**Your goal**
Find the string "INTERNET" in the entries and copy each line that has it.

***** Dataset rows

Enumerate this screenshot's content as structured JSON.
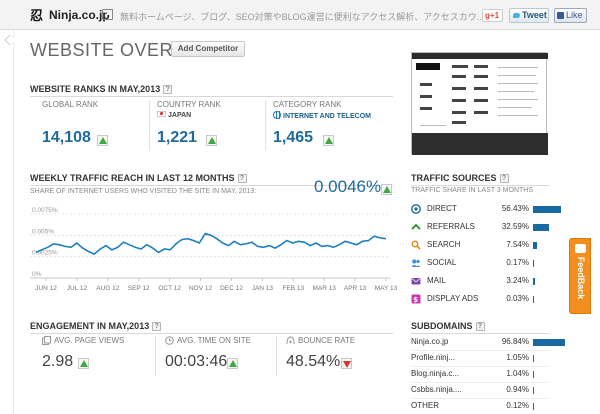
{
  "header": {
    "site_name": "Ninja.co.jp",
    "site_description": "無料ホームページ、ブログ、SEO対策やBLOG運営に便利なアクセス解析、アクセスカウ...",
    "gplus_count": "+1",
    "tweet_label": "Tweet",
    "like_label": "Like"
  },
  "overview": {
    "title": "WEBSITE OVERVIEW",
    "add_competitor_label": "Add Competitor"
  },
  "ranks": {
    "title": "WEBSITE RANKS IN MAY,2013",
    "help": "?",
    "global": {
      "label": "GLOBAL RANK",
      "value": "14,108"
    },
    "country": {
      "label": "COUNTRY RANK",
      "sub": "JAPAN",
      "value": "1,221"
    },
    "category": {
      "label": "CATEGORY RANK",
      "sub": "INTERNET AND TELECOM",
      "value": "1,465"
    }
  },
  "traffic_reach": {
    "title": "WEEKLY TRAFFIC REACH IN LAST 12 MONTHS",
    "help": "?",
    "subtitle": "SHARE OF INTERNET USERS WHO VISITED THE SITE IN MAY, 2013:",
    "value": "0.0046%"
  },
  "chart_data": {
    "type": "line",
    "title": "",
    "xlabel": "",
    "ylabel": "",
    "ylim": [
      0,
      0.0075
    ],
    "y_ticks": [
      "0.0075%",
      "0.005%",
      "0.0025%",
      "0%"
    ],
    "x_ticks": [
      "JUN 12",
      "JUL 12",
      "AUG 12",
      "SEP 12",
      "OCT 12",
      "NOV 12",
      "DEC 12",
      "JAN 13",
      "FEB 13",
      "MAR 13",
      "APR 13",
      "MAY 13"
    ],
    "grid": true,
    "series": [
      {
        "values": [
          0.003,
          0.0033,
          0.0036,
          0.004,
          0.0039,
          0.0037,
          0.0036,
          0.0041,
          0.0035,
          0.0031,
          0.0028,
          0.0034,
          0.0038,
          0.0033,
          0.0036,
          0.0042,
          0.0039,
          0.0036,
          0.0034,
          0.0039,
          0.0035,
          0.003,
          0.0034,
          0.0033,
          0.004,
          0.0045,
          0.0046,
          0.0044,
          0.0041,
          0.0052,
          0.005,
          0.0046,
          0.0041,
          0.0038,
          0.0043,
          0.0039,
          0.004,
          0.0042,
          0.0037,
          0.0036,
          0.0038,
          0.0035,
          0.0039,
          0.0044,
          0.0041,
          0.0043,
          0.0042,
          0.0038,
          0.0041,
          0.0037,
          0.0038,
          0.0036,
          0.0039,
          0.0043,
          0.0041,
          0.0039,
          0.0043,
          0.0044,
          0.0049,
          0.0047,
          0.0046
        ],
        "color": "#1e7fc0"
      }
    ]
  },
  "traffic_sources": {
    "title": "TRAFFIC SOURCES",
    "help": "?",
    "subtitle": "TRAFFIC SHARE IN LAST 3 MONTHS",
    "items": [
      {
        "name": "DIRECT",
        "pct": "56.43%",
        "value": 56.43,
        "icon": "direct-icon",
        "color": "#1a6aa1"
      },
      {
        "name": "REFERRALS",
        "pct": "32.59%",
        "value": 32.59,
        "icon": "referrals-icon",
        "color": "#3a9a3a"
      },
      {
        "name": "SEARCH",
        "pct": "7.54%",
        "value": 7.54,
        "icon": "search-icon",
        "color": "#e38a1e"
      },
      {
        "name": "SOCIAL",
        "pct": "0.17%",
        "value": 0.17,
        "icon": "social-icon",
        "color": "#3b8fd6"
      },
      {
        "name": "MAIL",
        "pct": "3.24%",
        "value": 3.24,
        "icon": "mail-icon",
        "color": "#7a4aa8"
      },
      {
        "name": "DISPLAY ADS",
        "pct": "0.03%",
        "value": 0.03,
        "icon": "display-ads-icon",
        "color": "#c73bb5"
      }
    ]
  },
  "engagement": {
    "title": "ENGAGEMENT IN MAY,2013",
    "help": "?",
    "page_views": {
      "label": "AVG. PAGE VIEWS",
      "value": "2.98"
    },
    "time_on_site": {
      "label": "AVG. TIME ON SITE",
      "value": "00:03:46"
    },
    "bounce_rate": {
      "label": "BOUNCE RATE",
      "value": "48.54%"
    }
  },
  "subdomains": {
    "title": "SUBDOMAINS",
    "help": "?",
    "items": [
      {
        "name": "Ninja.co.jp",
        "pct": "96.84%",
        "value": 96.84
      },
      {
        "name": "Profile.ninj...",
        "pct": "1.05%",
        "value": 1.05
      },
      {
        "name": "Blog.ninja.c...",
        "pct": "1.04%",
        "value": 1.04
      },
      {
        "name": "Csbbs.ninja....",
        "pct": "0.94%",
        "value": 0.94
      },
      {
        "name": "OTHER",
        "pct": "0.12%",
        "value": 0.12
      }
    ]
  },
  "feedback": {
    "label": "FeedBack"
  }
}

**********
***** Dataset rows

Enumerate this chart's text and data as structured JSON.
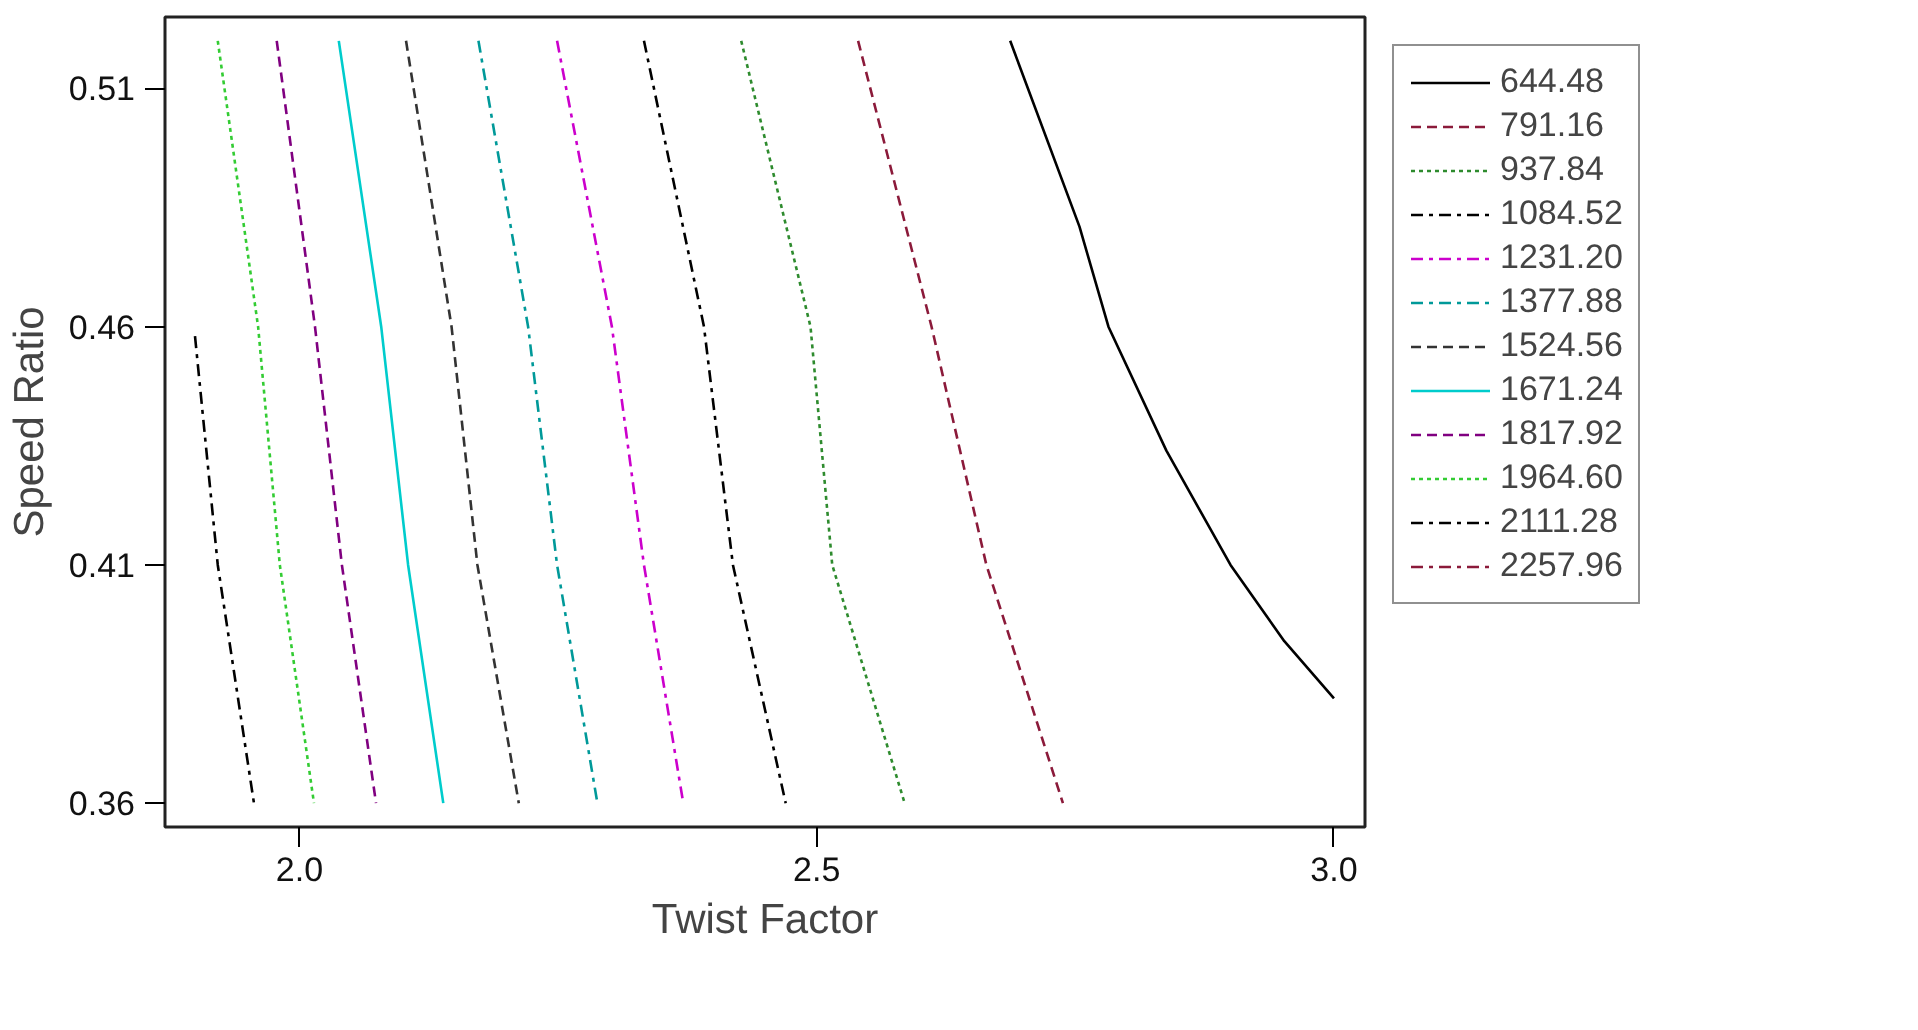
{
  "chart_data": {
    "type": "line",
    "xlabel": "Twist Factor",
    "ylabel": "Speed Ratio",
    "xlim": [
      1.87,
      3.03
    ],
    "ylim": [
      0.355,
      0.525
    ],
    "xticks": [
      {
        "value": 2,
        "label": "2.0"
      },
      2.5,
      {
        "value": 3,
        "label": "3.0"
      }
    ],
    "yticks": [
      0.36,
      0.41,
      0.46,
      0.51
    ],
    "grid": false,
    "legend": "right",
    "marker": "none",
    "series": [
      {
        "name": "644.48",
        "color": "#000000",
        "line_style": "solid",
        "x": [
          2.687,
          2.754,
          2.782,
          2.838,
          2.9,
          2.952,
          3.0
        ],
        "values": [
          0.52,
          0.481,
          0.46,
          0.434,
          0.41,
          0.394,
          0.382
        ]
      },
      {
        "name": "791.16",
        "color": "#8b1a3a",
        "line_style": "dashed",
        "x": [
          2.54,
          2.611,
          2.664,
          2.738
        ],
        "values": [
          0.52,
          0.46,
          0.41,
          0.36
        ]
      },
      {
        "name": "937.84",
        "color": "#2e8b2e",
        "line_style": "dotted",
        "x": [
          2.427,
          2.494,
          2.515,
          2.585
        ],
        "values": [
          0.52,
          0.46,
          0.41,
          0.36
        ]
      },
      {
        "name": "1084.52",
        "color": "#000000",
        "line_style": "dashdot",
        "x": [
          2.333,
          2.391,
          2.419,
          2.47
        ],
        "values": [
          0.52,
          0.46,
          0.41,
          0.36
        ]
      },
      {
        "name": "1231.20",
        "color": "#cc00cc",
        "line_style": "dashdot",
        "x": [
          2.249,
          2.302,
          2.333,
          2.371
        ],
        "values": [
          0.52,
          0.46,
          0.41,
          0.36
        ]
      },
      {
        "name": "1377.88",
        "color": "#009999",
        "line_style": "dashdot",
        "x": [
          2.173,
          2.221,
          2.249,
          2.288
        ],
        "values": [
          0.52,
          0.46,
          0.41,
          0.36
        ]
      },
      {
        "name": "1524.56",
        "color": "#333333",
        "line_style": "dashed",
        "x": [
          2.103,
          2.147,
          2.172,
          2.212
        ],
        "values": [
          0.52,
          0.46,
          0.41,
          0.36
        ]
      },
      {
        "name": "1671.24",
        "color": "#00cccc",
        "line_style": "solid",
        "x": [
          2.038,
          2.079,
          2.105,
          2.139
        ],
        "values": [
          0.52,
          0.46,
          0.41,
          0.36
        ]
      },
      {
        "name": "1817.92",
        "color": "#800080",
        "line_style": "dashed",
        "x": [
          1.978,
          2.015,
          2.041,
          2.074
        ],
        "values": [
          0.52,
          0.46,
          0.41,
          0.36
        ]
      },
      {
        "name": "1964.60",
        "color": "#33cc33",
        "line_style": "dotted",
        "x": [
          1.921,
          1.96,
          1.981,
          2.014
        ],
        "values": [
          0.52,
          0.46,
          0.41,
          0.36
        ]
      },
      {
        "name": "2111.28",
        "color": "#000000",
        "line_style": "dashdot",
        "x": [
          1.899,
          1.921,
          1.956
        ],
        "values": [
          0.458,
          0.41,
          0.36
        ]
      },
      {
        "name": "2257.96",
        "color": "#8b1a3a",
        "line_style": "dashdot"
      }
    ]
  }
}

**********

**Answer to this problem**
      "sub": "INTERNET AND TELECOM",
    "subtitle": "SHARE OF INTERNET USERS WHO VISITED THE SITE IN MAY, 2013:",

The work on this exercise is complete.